読解本文:
* * *
100%PTFEでよく滑ります。エッジの丸め処理はほどほどですが、プレイしていて強い引っ掛かりを感じるようなことはありませんでした。
マウスボタン
それぞれのマウスボタンについて見ていきます。
メインボタン
メインボタンはKailhとコラボして開発したGlorious Switchを採用。カチッとしたクリック感です。
左右のクリック感がやや異なり、左に比べて右の方がやや硬め、音も違いました。私の体験では、左は連打しやすいけど右は連打するとちょっと硬直を感じます。
かなり長さのあるマウスボタンにもかかわらず、手前を押してもクリック感が問題ないのは高評価。
デバウンスタイムは標準で10msですが、ソフトウェアで0msにできます。
サイドボタン
本マウス最大の特徴となる4つのサイドボタン。左下のボタンがスナイパーボタンといって、標準ではDPI可変が割り当てられています。
3つのサイドボタンは1つあたりがやや小さくギュッと詰め込まれており、慣れるまでどのボタンがどこにあるのか判断しにくいです。たぶん慣れてもとっさのときには押しにくいと思います。
* * *
指示 1: 本文によると、メインボタンのデバウンスタイムは標準で何msに設定されていますか。
指示 2: 一覧の最初の行から始めて「temperature-label: 20 <box>535」を含む行で終わる範囲を、空行を除いた番号付きリストに変換してください。両端の行も含めます。
この後に続く一覧は、本文の内容とは関係がありません。

提供データ:
* * *
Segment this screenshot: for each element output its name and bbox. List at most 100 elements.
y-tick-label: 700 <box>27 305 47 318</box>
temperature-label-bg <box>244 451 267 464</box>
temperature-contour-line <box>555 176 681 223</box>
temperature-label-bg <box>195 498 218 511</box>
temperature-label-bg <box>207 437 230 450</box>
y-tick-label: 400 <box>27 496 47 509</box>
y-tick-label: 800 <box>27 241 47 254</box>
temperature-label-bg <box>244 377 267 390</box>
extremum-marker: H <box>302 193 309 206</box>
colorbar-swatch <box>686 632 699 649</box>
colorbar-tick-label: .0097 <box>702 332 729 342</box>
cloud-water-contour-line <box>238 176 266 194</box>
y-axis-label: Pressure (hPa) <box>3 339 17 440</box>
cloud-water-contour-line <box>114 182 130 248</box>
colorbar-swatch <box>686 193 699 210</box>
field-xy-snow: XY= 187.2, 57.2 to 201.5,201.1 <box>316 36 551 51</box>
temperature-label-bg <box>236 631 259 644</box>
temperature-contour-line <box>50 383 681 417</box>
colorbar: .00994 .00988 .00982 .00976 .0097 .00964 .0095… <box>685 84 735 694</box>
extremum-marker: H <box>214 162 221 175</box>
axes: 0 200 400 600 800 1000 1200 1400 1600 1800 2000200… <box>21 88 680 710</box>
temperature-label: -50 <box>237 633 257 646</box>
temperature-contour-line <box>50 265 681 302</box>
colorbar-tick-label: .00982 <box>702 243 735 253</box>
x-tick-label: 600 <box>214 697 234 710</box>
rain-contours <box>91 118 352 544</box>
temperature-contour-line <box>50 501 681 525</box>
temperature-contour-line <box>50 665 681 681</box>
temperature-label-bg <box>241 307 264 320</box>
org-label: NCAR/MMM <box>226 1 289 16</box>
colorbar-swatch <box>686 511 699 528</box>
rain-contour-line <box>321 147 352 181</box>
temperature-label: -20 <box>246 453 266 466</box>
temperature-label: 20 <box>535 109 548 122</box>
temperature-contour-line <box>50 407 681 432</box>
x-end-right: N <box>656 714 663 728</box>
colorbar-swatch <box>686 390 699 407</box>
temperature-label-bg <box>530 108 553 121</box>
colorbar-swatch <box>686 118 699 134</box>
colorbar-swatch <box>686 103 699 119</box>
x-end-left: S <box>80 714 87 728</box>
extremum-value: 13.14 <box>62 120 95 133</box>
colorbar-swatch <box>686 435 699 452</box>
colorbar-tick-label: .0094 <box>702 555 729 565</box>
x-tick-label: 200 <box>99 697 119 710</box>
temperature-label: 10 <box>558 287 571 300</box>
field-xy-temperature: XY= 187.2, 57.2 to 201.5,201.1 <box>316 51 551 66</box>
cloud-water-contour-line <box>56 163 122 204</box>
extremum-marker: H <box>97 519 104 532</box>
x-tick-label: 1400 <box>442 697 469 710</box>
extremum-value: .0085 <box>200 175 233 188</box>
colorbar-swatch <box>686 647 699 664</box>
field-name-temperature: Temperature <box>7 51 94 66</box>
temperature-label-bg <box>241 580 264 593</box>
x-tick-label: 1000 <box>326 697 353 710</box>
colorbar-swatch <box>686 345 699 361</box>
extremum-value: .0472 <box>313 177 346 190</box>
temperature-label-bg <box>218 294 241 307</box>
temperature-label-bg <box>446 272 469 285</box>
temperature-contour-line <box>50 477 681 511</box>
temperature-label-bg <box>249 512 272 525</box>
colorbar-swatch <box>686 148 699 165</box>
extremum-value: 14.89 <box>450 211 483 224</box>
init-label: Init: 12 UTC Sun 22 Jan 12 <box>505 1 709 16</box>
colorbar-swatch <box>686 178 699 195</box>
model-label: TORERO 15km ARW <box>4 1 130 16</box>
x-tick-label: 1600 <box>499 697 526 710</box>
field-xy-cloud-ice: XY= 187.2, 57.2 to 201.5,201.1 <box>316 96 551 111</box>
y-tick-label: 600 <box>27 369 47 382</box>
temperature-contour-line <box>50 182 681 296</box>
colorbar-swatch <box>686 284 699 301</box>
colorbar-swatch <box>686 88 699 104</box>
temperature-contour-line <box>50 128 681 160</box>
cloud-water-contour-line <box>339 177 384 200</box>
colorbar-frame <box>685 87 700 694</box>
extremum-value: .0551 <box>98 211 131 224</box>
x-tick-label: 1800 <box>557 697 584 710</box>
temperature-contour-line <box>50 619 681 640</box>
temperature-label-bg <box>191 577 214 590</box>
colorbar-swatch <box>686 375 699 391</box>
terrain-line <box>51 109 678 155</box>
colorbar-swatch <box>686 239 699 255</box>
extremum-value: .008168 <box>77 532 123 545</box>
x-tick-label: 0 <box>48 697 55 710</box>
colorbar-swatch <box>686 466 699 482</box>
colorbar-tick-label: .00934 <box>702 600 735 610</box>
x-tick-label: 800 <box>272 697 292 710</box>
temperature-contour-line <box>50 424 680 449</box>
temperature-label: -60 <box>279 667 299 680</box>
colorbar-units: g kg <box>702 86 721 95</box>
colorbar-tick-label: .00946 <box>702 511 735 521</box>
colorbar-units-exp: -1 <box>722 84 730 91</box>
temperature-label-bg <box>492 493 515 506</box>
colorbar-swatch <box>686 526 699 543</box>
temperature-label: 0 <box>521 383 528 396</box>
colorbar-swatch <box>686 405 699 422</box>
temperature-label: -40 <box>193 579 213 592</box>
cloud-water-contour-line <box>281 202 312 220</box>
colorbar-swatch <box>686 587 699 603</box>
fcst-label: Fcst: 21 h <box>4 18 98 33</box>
* * *
想定解答 1: 標準で10msです。

想定解答 2:
1. Segment this screenshot: for each element output its name and bbox. List at most 100 elements.
2. y-tick-label: 700 <box>27 305 47 318</box>
3. temperature-label-bg <box>244 451 267 464</box>
4. temperature-contour-line <box>555 176 681 223</box>
5. temperature-label-bg <box>195 498 218 511</box>
6. temperature-label-bg <box>207 437 230 450</box>
7. y-tick-label: 400 <box>27 496 47 509</box>
8. y-tick-label: 800 <box>27 241 47 254</box>
9. temperature-label-bg <box>244 377 267 390</box>
10. extremum-marker: H <box>302 193 309 206</box>
11. colorbar-swatch <box>686 632 699 649</box>
12. colorbar-tick-label: .0097 <box>702 332 729 342</box>
13. cloud-water-contour-line <box>238 176 266 194</box>
14. y-axis-label: Pressure (hPa) <box>3 339 17 440</box>
15. cloud-water-contour-line <box>114 182 130 248</box>
16. colorbar-swatch <box>686 193 699 210</box>
17. field-xy-snow: XY= 187.2, 57.2 to 201.5,201.1 <box>316 36 551 51</box>
18. temperature-label-bg <box>236 631 259 644</box>
19. temperature-contour-line <box>50 383 681 417</box>
20. colorbar: .00994 .00988 .00982 .00976 .0097 .00964 .0095… <box>685 84 735 694</box>
21. extremum-marker: H <box>214 162 221 175</box>
22. axes: 0 200 400 600 800 1000 1200 1400 1600 1800 2000200… <box>21 88 680 710</box>
23. temperature-label: -50 <box>237 633 257 646</box>
24. temperature-contour-line <box>50 265 681 302</box>
25. colorbar-tick-label: .00982 <box>702 243 735 253</box>
26. x-tick-label: 600 <box>214 697 234 710</box>
27. rain-contours <box>91 118 352 544</box>
28. temperature-contour-line <box>50 501 681 525</box>
29. temperature-contour-line <box>50 665 681 681</box>
30. temperature-label-bg <box>241 307 264 320</box>
31. org-label: NCAR/MMM <box>226 1 289 16</box>
32. colorbar-swatch <box>686 511 699 528</box>
33. rain-contour-line <box>321 147 352 181</box>
34. temperature-label: -20 <box>246 453 266 466</box>
35. temperature-label: 20 <box>535 109 548 122</box>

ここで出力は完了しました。